Collection entries
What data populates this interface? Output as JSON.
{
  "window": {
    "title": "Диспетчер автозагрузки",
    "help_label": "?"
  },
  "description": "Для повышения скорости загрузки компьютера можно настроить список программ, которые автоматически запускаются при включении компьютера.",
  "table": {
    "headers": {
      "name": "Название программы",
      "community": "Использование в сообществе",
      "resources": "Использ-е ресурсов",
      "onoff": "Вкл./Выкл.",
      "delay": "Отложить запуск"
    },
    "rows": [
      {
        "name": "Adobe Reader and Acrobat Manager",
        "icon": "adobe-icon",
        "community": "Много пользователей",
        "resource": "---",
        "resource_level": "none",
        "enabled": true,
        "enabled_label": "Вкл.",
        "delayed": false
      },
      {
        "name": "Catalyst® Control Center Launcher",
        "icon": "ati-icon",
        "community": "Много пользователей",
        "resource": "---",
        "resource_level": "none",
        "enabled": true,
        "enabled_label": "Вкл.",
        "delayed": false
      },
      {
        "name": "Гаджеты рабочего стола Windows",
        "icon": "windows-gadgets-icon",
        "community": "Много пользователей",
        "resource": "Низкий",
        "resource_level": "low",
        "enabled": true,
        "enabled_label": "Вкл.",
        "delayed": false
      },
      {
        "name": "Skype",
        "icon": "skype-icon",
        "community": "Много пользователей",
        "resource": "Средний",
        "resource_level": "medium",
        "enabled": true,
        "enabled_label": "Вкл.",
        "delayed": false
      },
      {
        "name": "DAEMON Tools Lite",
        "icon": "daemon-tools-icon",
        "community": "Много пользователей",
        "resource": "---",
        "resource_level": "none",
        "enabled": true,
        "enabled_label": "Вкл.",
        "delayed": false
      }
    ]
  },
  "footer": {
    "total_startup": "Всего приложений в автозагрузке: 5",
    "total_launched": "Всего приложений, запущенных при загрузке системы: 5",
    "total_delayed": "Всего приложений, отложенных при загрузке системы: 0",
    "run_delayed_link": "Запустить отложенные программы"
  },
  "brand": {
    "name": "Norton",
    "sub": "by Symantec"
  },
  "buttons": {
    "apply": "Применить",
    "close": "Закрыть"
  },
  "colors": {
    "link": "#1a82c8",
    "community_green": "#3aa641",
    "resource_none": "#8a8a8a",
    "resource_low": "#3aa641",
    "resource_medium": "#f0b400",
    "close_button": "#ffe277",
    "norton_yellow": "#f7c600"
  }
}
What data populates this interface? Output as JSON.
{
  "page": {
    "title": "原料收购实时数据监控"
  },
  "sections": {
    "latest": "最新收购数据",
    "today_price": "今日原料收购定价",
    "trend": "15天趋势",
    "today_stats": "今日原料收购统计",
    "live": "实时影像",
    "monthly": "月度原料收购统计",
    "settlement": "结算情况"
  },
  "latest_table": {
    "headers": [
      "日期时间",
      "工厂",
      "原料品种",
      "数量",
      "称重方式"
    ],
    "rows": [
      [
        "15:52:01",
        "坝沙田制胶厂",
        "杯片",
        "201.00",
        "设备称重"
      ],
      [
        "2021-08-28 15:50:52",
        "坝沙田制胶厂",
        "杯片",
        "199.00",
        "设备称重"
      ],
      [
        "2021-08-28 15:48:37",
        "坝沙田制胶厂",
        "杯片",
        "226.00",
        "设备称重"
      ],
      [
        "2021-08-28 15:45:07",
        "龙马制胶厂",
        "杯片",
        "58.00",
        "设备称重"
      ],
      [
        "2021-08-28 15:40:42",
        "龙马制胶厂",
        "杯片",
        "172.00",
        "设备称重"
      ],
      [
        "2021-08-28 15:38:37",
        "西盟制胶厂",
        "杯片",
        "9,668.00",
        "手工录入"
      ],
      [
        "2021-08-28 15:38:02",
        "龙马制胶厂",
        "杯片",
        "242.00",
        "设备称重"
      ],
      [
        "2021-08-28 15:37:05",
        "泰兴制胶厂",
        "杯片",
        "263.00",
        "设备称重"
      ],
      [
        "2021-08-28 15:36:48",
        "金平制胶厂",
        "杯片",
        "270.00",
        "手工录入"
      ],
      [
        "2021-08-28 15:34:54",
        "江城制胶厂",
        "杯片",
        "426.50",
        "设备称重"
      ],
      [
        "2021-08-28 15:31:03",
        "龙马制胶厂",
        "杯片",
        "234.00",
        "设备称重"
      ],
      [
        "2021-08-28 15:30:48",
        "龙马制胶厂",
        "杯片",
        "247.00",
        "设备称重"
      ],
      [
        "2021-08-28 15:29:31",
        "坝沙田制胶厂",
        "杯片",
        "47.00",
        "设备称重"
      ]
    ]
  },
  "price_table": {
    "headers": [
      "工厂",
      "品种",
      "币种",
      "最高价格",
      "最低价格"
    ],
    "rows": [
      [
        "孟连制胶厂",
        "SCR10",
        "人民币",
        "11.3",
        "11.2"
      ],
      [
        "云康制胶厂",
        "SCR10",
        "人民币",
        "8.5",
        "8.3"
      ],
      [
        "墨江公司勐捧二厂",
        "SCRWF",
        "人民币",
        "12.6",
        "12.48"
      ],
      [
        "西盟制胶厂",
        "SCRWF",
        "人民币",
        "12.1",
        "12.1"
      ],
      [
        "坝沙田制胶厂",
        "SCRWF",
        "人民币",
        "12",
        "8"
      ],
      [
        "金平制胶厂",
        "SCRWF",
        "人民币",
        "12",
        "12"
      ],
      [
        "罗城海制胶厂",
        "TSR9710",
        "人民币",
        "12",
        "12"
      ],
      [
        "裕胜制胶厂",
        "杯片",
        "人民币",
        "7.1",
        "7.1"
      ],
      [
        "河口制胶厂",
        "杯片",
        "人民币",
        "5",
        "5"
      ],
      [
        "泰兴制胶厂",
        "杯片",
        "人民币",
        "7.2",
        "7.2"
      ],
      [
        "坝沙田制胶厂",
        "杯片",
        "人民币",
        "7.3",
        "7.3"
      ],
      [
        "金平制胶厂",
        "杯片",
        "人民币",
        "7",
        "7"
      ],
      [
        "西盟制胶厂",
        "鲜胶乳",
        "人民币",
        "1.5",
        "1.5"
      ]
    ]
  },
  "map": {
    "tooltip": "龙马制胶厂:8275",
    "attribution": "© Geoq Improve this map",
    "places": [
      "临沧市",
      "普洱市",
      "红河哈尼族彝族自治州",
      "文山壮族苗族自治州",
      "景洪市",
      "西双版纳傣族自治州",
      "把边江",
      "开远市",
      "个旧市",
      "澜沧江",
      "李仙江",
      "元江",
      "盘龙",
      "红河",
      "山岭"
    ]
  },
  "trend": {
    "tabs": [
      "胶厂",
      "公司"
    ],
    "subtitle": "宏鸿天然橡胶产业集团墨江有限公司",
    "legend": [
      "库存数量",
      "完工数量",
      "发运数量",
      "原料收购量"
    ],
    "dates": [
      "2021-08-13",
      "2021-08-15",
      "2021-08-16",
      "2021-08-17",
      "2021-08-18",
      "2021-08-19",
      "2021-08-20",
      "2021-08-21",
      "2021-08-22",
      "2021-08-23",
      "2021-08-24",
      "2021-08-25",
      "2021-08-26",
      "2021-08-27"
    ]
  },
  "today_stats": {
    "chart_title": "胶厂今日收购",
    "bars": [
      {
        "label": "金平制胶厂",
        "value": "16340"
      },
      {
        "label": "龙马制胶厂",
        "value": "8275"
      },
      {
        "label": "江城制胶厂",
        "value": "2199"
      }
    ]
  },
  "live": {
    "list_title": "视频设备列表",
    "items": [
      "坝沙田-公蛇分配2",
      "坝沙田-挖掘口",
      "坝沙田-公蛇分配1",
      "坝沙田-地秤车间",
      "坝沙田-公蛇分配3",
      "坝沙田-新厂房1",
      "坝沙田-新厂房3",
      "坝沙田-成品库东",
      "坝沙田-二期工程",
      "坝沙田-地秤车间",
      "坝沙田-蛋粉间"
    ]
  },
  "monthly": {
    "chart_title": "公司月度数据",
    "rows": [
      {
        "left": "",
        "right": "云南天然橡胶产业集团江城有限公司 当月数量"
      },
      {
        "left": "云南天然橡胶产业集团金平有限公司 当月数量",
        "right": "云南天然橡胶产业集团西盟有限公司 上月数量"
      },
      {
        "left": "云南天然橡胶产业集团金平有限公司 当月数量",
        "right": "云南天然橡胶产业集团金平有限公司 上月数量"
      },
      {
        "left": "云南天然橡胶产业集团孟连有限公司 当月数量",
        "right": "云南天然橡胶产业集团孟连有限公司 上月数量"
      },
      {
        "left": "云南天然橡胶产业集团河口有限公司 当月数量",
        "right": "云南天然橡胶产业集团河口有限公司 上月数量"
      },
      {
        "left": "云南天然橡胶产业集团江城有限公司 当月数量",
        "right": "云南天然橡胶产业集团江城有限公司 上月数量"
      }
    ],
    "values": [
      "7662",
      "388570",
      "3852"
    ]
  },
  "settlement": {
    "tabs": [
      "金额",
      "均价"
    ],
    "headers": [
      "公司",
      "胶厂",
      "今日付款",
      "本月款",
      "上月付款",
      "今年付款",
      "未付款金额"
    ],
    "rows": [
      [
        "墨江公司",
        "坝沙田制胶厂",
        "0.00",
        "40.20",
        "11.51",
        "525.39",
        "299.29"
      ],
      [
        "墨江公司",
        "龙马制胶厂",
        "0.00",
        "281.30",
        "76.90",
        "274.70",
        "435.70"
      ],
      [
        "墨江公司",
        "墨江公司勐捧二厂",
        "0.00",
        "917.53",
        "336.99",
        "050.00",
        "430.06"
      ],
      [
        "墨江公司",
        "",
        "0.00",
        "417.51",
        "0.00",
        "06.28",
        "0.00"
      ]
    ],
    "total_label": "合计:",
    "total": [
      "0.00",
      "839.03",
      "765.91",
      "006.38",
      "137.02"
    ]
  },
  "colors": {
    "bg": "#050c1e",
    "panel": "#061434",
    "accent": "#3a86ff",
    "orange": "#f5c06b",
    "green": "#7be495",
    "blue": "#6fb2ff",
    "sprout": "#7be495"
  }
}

Written request:
Return each line of the listing that holds the string "云南天然橡胶产业集团河口有限公司".

Exercise output:
        "left": "云南天然橡胶产业集团河口有限公司 当月数量",
        "right": "云南天然橡胶产业集团河口有限公司 上月数量"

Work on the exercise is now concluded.